SOURCE RECORDS:
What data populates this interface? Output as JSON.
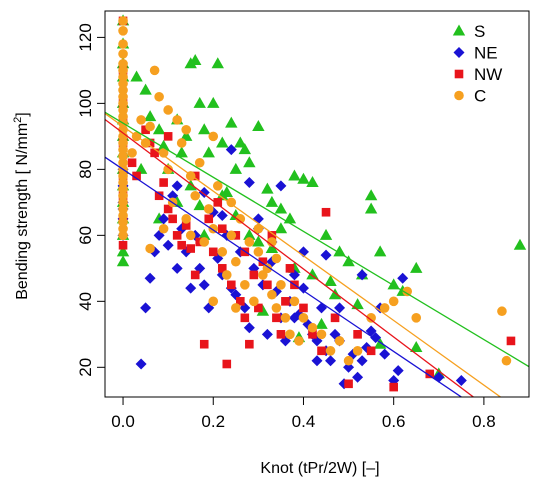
{
  "chart_data": {
    "type": "scatter",
    "title": "",
    "xlabel": "Knot (tPr/2W) [–]",
    "ylabel_main": "Bending strength [ N/mm",
    "ylabel_sup": "2",
    "ylabel_end": "]",
    "xlim": [
      -0.04,
      0.9
    ],
    "ylim": [
      11,
      128
    ],
    "xticks": [
      0.0,
      0.2,
      0.4,
      0.6,
      0.8
    ],
    "xtick_labels": [
      "0.0",
      "0.2",
      "0.4",
      "0.6",
      "0.8"
    ],
    "yticks": [
      20,
      40,
      60,
      80,
      100,
      120
    ],
    "ytick_labels": [
      "20",
      "40",
      "60",
      "80",
      "100",
      "120"
    ],
    "grid": false,
    "legend_position": "top-right",
    "series": [
      {
        "name": "S",
        "marker": "triangle",
        "color": "#22c01e",
        "fit": {
          "intercept": 94,
          "slope": -82
        },
        "points": [
          [
            0,
            125
          ],
          [
            0,
            118
          ],
          [
            0,
            112
          ],
          [
            0,
            108
          ],
          [
            0,
            100
          ],
          [
            0,
            95
          ],
          [
            0,
            90
          ],
          [
            0,
            85
          ],
          [
            0,
            80
          ],
          [
            0,
            75
          ],
          [
            0,
            70
          ],
          [
            0,
            65
          ],
          [
            0,
            60
          ],
          [
            0,
            55
          ],
          [
            0,
            52
          ],
          [
            0.03,
            108
          ],
          [
            0.05,
            104
          ],
          [
            0.06,
            96
          ],
          [
            0.08,
            92
          ],
          [
            0.09,
            87
          ],
          [
            0.1,
            80
          ],
          [
            0.12,
            95
          ],
          [
            0.14,
            90
          ],
          [
            0.15,
            112
          ],
          [
            0.16,
            113
          ],
          [
            0.17,
            100
          ],
          [
            0.18,
            92
          ],
          [
            0.19,
            85
          ],
          [
            0.2,
            100
          ],
          [
            0.21,
            112
          ],
          [
            0.22,
            88
          ],
          [
            0.24,
            94
          ],
          [
            0.25,
            80
          ],
          [
            0.26,
            88
          ],
          [
            0.27,
            86
          ],
          [
            0.28,
            82
          ],
          [
            0.3,
            93
          ],
          [
            0.32,
            74
          ],
          [
            0.33,
            70
          ],
          [
            0.35,
            68
          ],
          [
            0.37,
            65
          ],
          [
            0.38,
            78
          ],
          [
            0.4,
            77
          ],
          [
            0.42,
            76
          ],
          [
            0.45,
            60
          ],
          [
            0.48,
            55
          ],
          [
            0.5,
            52
          ],
          [
            0.53,
            48
          ],
          [
            0.55,
            68
          ],
          [
            0.57,
            55
          ],
          [
            0.6,
            45
          ],
          [
            0.62,
            43
          ],
          [
            0.65,
            26
          ],
          [
            0.65,
            50
          ],
          [
            0.7,
            18
          ],
          [
            0.88,
            57
          ],
          [
            0.04,
            80
          ],
          [
            0.08,
            65
          ],
          [
            0.12,
            70
          ],
          [
            0.15,
            75
          ],
          [
            0.18,
            60
          ],
          [
            0.22,
            72
          ],
          [
            0.25,
            66
          ],
          [
            0.3,
            58
          ],
          [
            0.35,
            62
          ],
          [
            0.38,
            50
          ],
          [
            0.42,
            48
          ],
          [
            0.47,
            42
          ],
          [
            0.52,
            39
          ],
          [
            0.57,
            27
          ],
          [
            0.13,
            85
          ],
          [
            0.28,
            60
          ],
          [
            0.33,
            56
          ],
          [
            0.46,
            46
          ],
          [
            0.55,
            72
          ],
          [
            0.17,
            69
          ],
          [
            0.23,
            73
          ],
          [
            0.31,
            37
          ],
          [
            0.39,
            29
          ],
          [
            0.44,
            33
          ]
        ]
      },
      {
        "name": "NE",
        "marker": "diamond",
        "color": "#1a12d4",
        "fit": {
          "intercept": 80,
          "slope": -92
        },
        "points": [
          [
            0,
            80
          ],
          [
            0,
            75
          ],
          [
            0,
            70
          ],
          [
            0,
            68
          ],
          [
            0,
            65
          ],
          [
            0,
            60
          ],
          [
            0.04,
            21
          ],
          [
            0.05,
            38
          ],
          [
            0.06,
            47
          ],
          [
            0.07,
            55
          ],
          [
            0.08,
            60
          ],
          [
            0.09,
            65
          ],
          [
            0.1,
            57
          ],
          [
            0.11,
            72
          ],
          [
            0.12,
            50
          ],
          [
            0.13,
            62
          ],
          [
            0.14,
            55
          ],
          [
            0.15,
            44
          ],
          [
            0.16,
            60
          ],
          [
            0.17,
            50
          ],
          [
            0.18,
            45
          ],
          [
            0.19,
            38
          ],
          [
            0.2,
            67
          ],
          [
            0.21,
            53
          ],
          [
            0.22,
            48
          ],
          [
            0.23,
            60
          ],
          [
            0.24,
            44
          ],
          [
            0.25,
            42
          ],
          [
            0.26,
            55
          ],
          [
            0.27,
            38
          ],
          [
            0.28,
            32
          ],
          [
            0.29,
            50
          ],
          [
            0.3,
            62
          ],
          [
            0.31,
            45
          ],
          [
            0.32,
            30
          ],
          [
            0.33,
            52
          ],
          [
            0.34,
            43
          ],
          [
            0.35,
            35
          ],
          [
            0.36,
            28
          ],
          [
            0.37,
            40
          ],
          [
            0.38,
            48
          ],
          [
            0.39,
            36
          ],
          [
            0.4,
            44
          ],
          [
            0.41,
            33
          ],
          [
            0.42,
            30
          ],
          [
            0.43,
            28
          ],
          [
            0.44,
            38
          ],
          [
            0.45,
            25
          ],
          [
            0.46,
            22
          ],
          [
            0.47,
            30
          ],
          [
            0.48,
            28
          ],
          [
            0.49,
            15
          ],
          [
            0.5,
            20
          ],
          [
            0.51,
            24
          ],
          [
            0.52,
            17
          ],
          [
            0.53,
            22
          ],
          [
            0.54,
            26
          ],
          [
            0.55,
            31
          ],
          [
            0.56,
            29
          ],
          [
            0.58,
            24
          ],
          [
            0.6,
            16
          ],
          [
            0.61,
            19
          ],
          [
            0.62,
            47
          ],
          [
            0.7,
            17
          ],
          [
            0.75,
            16
          ],
          [
            0.12,
            75
          ],
          [
            0.18,
            73
          ],
          [
            0.24,
            86
          ],
          [
            0.3,
            65
          ],
          [
            0.35,
            75
          ],
          [
            0.4,
            55
          ],
          [
            0.45,
            54
          ],
          [
            0.28,
            76
          ],
          [
            0.22,
            66
          ],
          [
            0.33,
            58
          ],
          [
            0.38,
            35
          ],
          [
            0.43,
            22
          ],
          [
            0.48,
            38
          ],
          [
            0.53,
            48
          ],
          [
            0.57,
            38
          ]
        ]
      },
      {
        "name": "NW",
        "marker": "square",
        "color": "#e8141b",
        "fit": {
          "intercept": 91,
          "slope": -103
        },
        "points": [
          [
            0,
            125
          ],
          [
            0,
            110
          ],
          [
            0,
            100
          ],
          [
            0,
            95
          ],
          [
            0,
            88
          ],
          [
            0,
            78
          ],
          [
            0,
            72
          ],
          [
            0,
            65
          ],
          [
            0,
            57
          ],
          [
            0.02,
            82
          ],
          [
            0.03,
            78
          ],
          [
            0.05,
            92
          ],
          [
            0.06,
            88
          ],
          [
            0.07,
            85
          ],
          [
            0.08,
            72
          ],
          [
            0.09,
            76
          ],
          [
            0.1,
            68
          ],
          [
            0.11,
            65
          ],
          [
            0.12,
            60
          ],
          [
            0.13,
            57
          ],
          [
            0.14,
            63
          ],
          [
            0.15,
            56
          ],
          [
            0.16,
            48
          ],
          [
            0.17,
            58
          ],
          [
            0.18,
            27
          ],
          [
            0.19,
            65
          ],
          [
            0.2,
            55
          ],
          [
            0.21,
            70
          ],
          [
            0.22,
            50
          ],
          [
            0.23,
            21
          ],
          [
            0.24,
            45
          ],
          [
            0.25,
            60
          ],
          [
            0.26,
            40
          ],
          [
            0.27,
            55
          ],
          [
            0.28,
            27
          ],
          [
            0.29,
            48
          ],
          [
            0.3,
            38
          ],
          [
            0.31,
            52
          ],
          [
            0.32,
            45
          ],
          [
            0.33,
            60
          ],
          [
            0.34,
            35
          ],
          [
            0.35,
            30
          ],
          [
            0.36,
            40
          ],
          [
            0.37,
            50
          ],
          [
            0.38,
            45
          ],
          [
            0.4,
            38
          ],
          [
            0.42,
            30
          ],
          [
            0.44,
            25
          ],
          [
            0.45,
            67
          ],
          [
            0.47,
            35
          ],
          [
            0.5,
            15
          ],
          [
            0.52,
            30
          ],
          [
            0.55,
            25
          ],
          [
            0.6,
            14
          ],
          [
            0.68,
            18
          ],
          [
            0.86,
            28
          ],
          [
            0.1,
            90
          ],
          [
            0.16,
            78
          ],
          [
            0.22,
            62
          ],
          [
            0.27,
            35
          ]
        ]
      },
      {
        "name": "C",
        "marker": "circle",
        "color": "#f6a020",
        "fit": {
          "intercept": 93,
          "slope": -98
        },
        "points": [
          [
            0,
            125
          ],
          [
            0,
            122
          ],
          [
            0,
            118
          ],
          [
            0,
            115
          ],
          [
            0,
            112
          ],
          [
            0,
            110
          ],
          [
            0,
            108
          ],
          [
            0,
            106
          ],
          [
            0,
            104
          ],
          [
            0,
            102
          ],
          [
            0,
            100
          ],
          [
            0,
            98
          ],
          [
            0,
            96
          ],
          [
            0,
            94
          ],
          [
            0,
            92
          ],
          [
            0,
            90
          ],
          [
            0,
            88
          ],
          [
            0,
            86
          ],
          [
            0,
            84
          ],
          [
            0,
            82
          ],
          [
            0,
            80
          ],
          [
            0,
            78
          ],
          [
            0,
            76
          ],
          [
            0,
            74
          ],
          [
            0,
            72
          ],
          [
            0,
            70
          ],
          [
            0,
            68
          ],
          [
            0,
            66
          ],
          [
            0,
            64
          ],
          [
            0,
            62
          ],
          [
            0,
            60
          ],
          [
            0.02,
            85
          ],
          [
            0.03,
            90
          ],
          [
            0.04,
            95
          ],
          [
            0.05,
            88
          ],
          [
            0.06,
            93
          ],
          [
            0.07,
            110
          ],
          [
            0.08,
            102
          ],
          [
            0.09,
            85
          ],
          [
            0.1,
            80
          ],
          [
            0.11,
            70
          ],
          [
            0.12,
            95
          ],
          [
            0.13,
            88
          ],
          [
            0.14,
            65
          ],
          [
            0.15,
            78
          ],
          [
            0.16,
            72
          ],
          [
            0.17,
            82
          ],
          [
            0.18,
            58
          ],
          [
            0.19,
            68
          ],
          [
            0.2,
            62
          ],
          [
            0.21,
            75
          ],
          [
            0.22,
            55
          ],
          [
            0.23,
            48
          ],
          [
            0.24,
            60
          ],
          [
            0.25,
            52
          ],
          [
            0.26,
            65
          ],
          [
            0.27,
            45
          ],
          [
            0.28,
            58
          ],
          [
            0.29,
            40
          ],
          [
            0.3,
            55
          ],
          [
            0.31,
            48
          ],
          [
            0.32,
            50
          ],
          [
            0.33,
            42
          ],
          [
            0.34,
            38
          ],
          [
            0.35,
            45
          ],
          [
            0.36,
            35
          ],
          [
            0.37,
            30
          ],
          [
            0.38,
            40
          ],
          [
            0.39,
            28
          ],
          [
            0.4,
            35
          ],
          [
            0.42,
            32
          ],
          [
            0.44,
            30
          ],
          [
            0.46,
            25
          ],
          [
            0.48,
            28
          ],
          [
            0.5,
            22
          ],
          [
            0.52,
            25
          ],
          [
            0.55,
            35
          ],
          [
            0.58,
            38
          ],
          [
            0.6,
            40
          ],
          [
            0.63,
            43
          ],
          [
            0.65,
            35
          ],
          [
            0.84,
            37
          ],
          [
            0.85,
            22
          ],
          [
            0.1,
            98
          ],
          [
            0.14,
            92
          ],
          [
            0.2,
            90
          ],
          [
            0.24,
            70
          ],
          [
            0.3,
            62
          ],
          [
            0.34,
            53
          ],
          [
            0.2,
            40
          ],
          [
            0.25,
            38
          ],
          [
            0.33,
            58
          ],
          [
            0.15,
            60
          ],
          [
            0.09,
            62
          ],
          [
            0.06,
            56
          ]
        ]
      }
    ]
  }
}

WHAT TO PRODUCE:
Search the data for "marker" and list every line in which it occurs.

THE RESULT:
        "marker": "triangle",
        "marker": "diamond",
        "marker": "square",
        "marker": "circle",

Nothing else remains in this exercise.